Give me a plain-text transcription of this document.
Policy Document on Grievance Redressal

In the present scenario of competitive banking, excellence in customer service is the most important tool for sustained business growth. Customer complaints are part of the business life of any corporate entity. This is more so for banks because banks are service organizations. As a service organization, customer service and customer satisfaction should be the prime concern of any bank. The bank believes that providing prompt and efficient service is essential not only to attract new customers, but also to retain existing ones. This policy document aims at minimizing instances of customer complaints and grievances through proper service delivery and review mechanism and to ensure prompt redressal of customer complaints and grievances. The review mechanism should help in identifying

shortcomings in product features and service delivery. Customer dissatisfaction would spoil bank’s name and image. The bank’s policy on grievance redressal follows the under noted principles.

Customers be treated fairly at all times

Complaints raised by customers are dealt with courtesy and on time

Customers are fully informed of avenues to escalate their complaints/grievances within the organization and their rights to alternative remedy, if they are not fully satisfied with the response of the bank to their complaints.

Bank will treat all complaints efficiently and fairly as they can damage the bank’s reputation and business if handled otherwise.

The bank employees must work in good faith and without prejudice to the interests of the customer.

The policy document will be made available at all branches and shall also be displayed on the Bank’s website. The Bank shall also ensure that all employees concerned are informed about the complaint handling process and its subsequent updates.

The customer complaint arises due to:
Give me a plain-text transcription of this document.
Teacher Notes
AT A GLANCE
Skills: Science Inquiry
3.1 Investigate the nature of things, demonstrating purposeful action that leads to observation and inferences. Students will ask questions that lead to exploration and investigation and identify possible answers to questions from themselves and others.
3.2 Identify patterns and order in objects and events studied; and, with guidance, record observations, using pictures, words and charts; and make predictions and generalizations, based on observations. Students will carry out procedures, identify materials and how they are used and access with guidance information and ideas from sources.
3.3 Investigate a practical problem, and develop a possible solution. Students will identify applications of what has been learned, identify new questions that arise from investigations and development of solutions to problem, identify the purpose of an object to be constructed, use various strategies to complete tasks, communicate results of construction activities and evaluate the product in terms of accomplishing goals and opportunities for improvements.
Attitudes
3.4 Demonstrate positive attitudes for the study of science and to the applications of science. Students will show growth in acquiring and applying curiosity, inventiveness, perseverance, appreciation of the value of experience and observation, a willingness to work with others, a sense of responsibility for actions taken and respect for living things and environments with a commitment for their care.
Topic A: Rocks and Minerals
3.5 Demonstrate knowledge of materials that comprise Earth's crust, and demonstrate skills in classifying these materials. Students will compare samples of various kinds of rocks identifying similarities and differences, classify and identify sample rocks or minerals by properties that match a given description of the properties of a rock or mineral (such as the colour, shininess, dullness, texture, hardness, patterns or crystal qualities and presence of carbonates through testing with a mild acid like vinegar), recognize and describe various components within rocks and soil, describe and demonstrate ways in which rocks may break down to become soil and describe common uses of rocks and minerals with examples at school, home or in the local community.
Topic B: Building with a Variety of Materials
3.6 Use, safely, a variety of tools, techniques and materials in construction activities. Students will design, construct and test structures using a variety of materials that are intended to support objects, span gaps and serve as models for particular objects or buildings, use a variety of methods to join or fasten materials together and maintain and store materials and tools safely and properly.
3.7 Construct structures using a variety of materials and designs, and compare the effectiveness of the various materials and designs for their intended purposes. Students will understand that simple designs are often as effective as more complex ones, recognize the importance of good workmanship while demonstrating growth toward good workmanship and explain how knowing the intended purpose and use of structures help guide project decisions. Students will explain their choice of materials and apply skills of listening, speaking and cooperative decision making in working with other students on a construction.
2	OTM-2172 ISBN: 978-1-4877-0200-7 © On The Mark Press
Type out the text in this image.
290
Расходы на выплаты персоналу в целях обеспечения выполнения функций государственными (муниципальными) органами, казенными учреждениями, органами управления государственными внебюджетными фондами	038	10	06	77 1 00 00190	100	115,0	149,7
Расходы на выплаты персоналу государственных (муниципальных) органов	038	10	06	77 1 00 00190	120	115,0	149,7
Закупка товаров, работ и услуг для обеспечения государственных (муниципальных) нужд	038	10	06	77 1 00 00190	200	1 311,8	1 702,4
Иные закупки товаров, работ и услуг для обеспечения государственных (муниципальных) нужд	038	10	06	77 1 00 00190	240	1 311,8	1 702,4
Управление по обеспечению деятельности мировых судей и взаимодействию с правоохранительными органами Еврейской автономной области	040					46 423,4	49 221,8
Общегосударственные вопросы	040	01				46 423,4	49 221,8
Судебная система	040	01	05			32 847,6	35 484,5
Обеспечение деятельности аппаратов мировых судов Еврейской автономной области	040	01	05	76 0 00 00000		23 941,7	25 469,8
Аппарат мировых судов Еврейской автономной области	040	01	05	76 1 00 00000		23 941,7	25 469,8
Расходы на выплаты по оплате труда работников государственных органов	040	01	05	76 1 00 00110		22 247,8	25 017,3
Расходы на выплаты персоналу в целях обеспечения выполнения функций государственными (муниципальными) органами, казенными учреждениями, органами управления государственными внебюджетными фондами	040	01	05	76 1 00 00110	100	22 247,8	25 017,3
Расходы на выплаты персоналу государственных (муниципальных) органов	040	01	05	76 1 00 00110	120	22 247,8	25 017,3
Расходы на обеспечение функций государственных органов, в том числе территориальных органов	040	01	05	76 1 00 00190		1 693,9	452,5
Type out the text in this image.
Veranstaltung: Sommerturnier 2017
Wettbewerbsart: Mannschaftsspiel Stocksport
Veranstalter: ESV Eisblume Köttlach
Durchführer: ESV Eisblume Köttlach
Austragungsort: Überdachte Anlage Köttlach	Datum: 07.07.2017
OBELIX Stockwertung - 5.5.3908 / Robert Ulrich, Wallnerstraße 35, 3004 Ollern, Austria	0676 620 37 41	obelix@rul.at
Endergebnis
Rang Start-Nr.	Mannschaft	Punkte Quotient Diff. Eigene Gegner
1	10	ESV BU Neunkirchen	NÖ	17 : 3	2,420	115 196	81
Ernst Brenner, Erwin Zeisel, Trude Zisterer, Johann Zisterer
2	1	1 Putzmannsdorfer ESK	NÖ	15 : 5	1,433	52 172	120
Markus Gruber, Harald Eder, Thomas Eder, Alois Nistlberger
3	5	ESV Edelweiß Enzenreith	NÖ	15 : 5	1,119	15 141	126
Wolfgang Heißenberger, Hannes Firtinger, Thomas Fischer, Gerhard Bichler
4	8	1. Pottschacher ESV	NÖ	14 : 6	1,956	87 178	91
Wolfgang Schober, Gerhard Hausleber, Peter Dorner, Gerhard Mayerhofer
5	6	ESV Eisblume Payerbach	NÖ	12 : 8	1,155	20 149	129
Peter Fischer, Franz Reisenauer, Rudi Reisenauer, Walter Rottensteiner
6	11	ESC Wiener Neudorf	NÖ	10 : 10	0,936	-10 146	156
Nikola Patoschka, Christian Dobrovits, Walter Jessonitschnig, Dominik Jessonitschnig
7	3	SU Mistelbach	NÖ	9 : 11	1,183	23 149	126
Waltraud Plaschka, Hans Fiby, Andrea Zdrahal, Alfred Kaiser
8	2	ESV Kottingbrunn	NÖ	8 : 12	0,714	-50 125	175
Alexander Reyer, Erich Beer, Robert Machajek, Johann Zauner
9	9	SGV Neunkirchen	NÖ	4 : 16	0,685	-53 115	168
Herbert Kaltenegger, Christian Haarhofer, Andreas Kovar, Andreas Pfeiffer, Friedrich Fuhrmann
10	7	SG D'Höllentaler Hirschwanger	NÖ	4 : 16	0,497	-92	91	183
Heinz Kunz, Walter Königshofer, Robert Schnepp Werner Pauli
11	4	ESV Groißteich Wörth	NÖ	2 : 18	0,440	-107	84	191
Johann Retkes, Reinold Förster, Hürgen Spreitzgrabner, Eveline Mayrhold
++++
■ REQUIRED WORK ■
Please repeat the listing exactly, with nothing left out.

■ COMPLETE RESPONSE ■
Give me a plain-text transcription of this document.
Policy Document on Grievance Redressal

In the present scenario of competitive banking, excellence in customer service is the most important tool for sustained business growth. Customer complaints are part of the business life of any corporate entity. This is more so for banks because banks are service organizations. As a service organization, customer service and customer satisfaction should be the prime concern of any bank. The bank believes that providing prompt and efficient service is essential not only to attract new customers, but also to retain existing ones. This policy document aims at minimizing instances of customer complaints and grievances through proper service delivery and review mechanism and to ensure prompt redressal of customer complaints and grievances. The review mechanism should help in identifying

shortcomings in product features and service delivery. Customer dissatisfaction would spoil bank’s name and image. The bank’s policy on grievance redressal follows the under noted principles.

Customers be treated fairly at all times

Complaints raised by customers are dealt with courtesy and on time

Customers are fully informed of avenues to escalate their complaints/grievances within the organization and their rights to alternative remedy, if they are not fully satisfied with the response of the bank to their complaints.

Bank will treat all complaints efficiently and fairly as they can damage the bank’s reputation and business if handled otherwise.

The bank employees must work in good faith and without prejudice to the interests of the customer.

The policy document will be made available at all branches and shall also be displayed on the Bank’s website. The Bank shall also ensure that all employees concerned are informed about the complaint handling process and its subsequent updates.

The customer complaint arises due to:
Give me a plain-text transcription of this document.
Teacher Notes
AT A GLANCE
Skills: Science Inquiry
3.1 Investigate the nature of things, demonstrating purposeful action that leads to observation and inferences. Students will ask questions that lead to exploration and investigation and identify possible answers to questions from themselves and others.
3.2 Identify patterns and order in objects and events studied; and, with guidance, record observations, using pictures, words and charts; and make predictions and generalizations, based on observations. Students will carry out procedures, identify materials and how they are used and access with guidance information and ideas from sources.
3.3 Investigate a practical problem, and develop a possible solution. Students will identify applications of what has been learned, identify new questions that arise from investigations and development of solutions to problem, identify the purpose of an object to be constructed, use various strategies to complete tasks, communicate results of construction activities and evaluate the product in terms of accomplishing goals and opportunities for improvements.
Attitudes
3.4 Demonstrate positive attitudes for the study of science and to the applications of science. Students will show growth in acquiring and applying curiosity, inventiveness, perseverance, appreciation of the value of experience and observation, a willingness to work with others, a sense of responsibility for actions taken and respect for living things and environments with a commitment for their care.
Topic A: Rocks and Minerals
3.5 Demonstrate knowledge of materials that comprise Earth's crust, and demonstrate skills in classifying these materials. Students will compare samples of various kinds of rocks identifying similarities and differences, classify and identify sample rocks or minerals by properties that match a given description of the properties of a rock or mineral (such as the colour, shininess, dullness, texture, hardness, patterns or crystal qualities and presence of carbonates through testing with a mild acid like vinegar), recognize and describe various components within rocks and soil, describe and demonstrate ways in which rocks may break down to become soil and describe common uses of rocks and minerals with examples at school, home or in the local community.
Topic B: Building with a Variety of Materials
3.6 Use, safely, a variety of tools, techniques and materials in construction activities. Students will design, construct and test structures using a variety of materials that are intended to support objects, span gaps and serve as models for particular objects or buildings, use a variety of methods to join or fasten materials together and maintain and store materials and tools safely and properly.
3.7 Construct structures using a variety of materials and designs, and compare the effectiveness of the various materials and designs for their intended purposes. Students will understand that simple designs are often as effective as more complex ones, recognize the importance of good workmanship while demonstrating growth toward good workmanship and explain how knowing the intended purpose and use of structures help guide project decisions. Students will explain their choice of materials and apply skills of listening, speaking and cooperative decision making in working with other students on a construction.
2	OTM-2172 ISBN: 978-1-4877-0200-7 © On The Mark Press
Type out the text in this image.
290
Расходы на выплаты персоналу в целях обеспечения выполнения функций государственными (муниципальными) органами, казенными учреждениями, органами управления государственными внебюджетными фондами	038	10	06	77 1 00 00190	100	115,0	149,7
Расходы на выплаты персоналу государственных (муниципальных) органов	038	10	06	77 1 00 00190	120	115,0	149,7
Закупка товаров, работ и услуг для обеспечения государственных (муниципальных) нужд	038	10	06	77 1 00 00190	200	1 311,8	1 702,4
Иные закупки товаров, работ и услуг для обеспечения государственных (муниципальных) нужд	038	10	06	77 1 00 00190	240	1 311,8	1 702,4
Управление по обеспечению деятельности мировых судей и взаимодействию с правоохранительными органами Еврейской автономной области	040					46 423,4	49 221,8
Общегосударственные вопросы	040	01				46 423,4	49 221,8
Судебная система	040	01	05			32 847,6	35 484,5
Обеспечение деятельности аппаратов мировых судов Еврейской автономной области	040	01	05	76 0 00 00000		23 941,7	25 469,8
Аппарат мировых судов Еврейской автономной области	040	01	05	76 1 00 00000		23 941,7	25 469,8
Расходы на выплаты по оплате труда работников государственных органов	040	01	05	76 1 00 00110		22 247,8	25 017,3
Расходы на выплаты персоналу в целях обеспечения выполнения функций государственными (муниципальными) органами, казенными учреждениями, органами управления государственными внебюджетными фондами	040	01	05	76 1 00 00110	100	22 247,8	25 017,3
Расходы на выплаты персоналу государственных (муниципальных) органов	040	01	05	76 1 00 00110	120	22 247,8	25 017,3
Расходы на обеспечение функций государственных органов, в том числе территориальных органов	040	01	05	76 1 00 00190		1 693,9	452,5
Type out the text in this image.
Veranstaltung: Sommerturnier 2017
Wettbewerbsart: Mannschaftsspiel Stocksport
Veranstalter: ESV Eisblume Köttlach
Durchführer: ESV Eisblume Köttlach
Austragungsort: Überdachte Anlage Köttlach	Datum: 07.07.2017
OBELIX Stockwertung - 5.5.3908 / Robert Ulrich, Wallnerstraße 35, 3004 Ollern, Austria	0676 620 37 41	obelix@rul.at
Endergebnis
Rang Start-Nr.	Mannschaft	Punkte Quotient Diff. Eigene Gegner
1	10	ESV BU Neunkirchen	NÖ	17 : 3	2,420	115 196	81
Ernst Brenner, Erwin Zeisel, Trude Zisterer, Johann Zisterer
2	1	1 Putzmannsdorfer ESK	NÖ	15 : 5	1,433	52 172	120
Markus Gruber, Harald Eder, Thomas Eder, Alois Nistlberger
3	5	ESV Edelweiß Enzenreith	NÖ	15 : 5	1,119	15 141	126
Wolfgang Heißenberger, Hannes Firtinger, Thomas Fischer, Gerhard Bichler
4	8	1. Pottschacher ESV	NÖ	14 : 6	1,956	87 178	91
Wolfgang Schober, Gerhard Hausleber, Peter Dorner, Gerhard Mayerhofer
5	6	ESV Eisblume Payerbach	NÖ	12 : 8	1,155	20 149	129
Peter Fischer, Franz Reisenauer, Rudi Reisenauer, Walter Rottensteiner
6	11	ESC Wiener Neudorf	NÖ	10 : 10	0,936	-10 146	156
Nikola Patoschka, Christian Dobrovits, Walter Jessonitschnig, Dominik Jessonitschnig
7	3	SU Mistelbach	NÖ	9 : 11	1,183	23 149	126
Waltraud Plaschka, Hans Fiby, Andrea Zdrahal, Alfred Kaiser
8	2	ESV Kottingbrunn	NÖ	8 : 12	0,714	-50 125	175
Alexander Reyer, Erich Beer, Robert Machajek, Johann Zauner
9	9	SGV Neunkirchen	NÖ	4 : 16	0,685	-53 115	168
Herbert Kaltenegger, Christian Haarhofer, Andreas Kovar, Andreas Pfeiffer, Friedrich Fuhrmann
10	7	SG D'Höllentaler Hirschwanger	NÖ	4 : 16	0,497	-92	91	183
Heinz Kunz, Walter Königshofer, Robert Schnepp Werner Pauli
11	4	ESV Groißteich Wörth	NÖ	2 : 18	0,440	-107	84	191
Johann Retkes, Reinold Förster, Hürgen Spreitzgrabner, Eveline Mayrhold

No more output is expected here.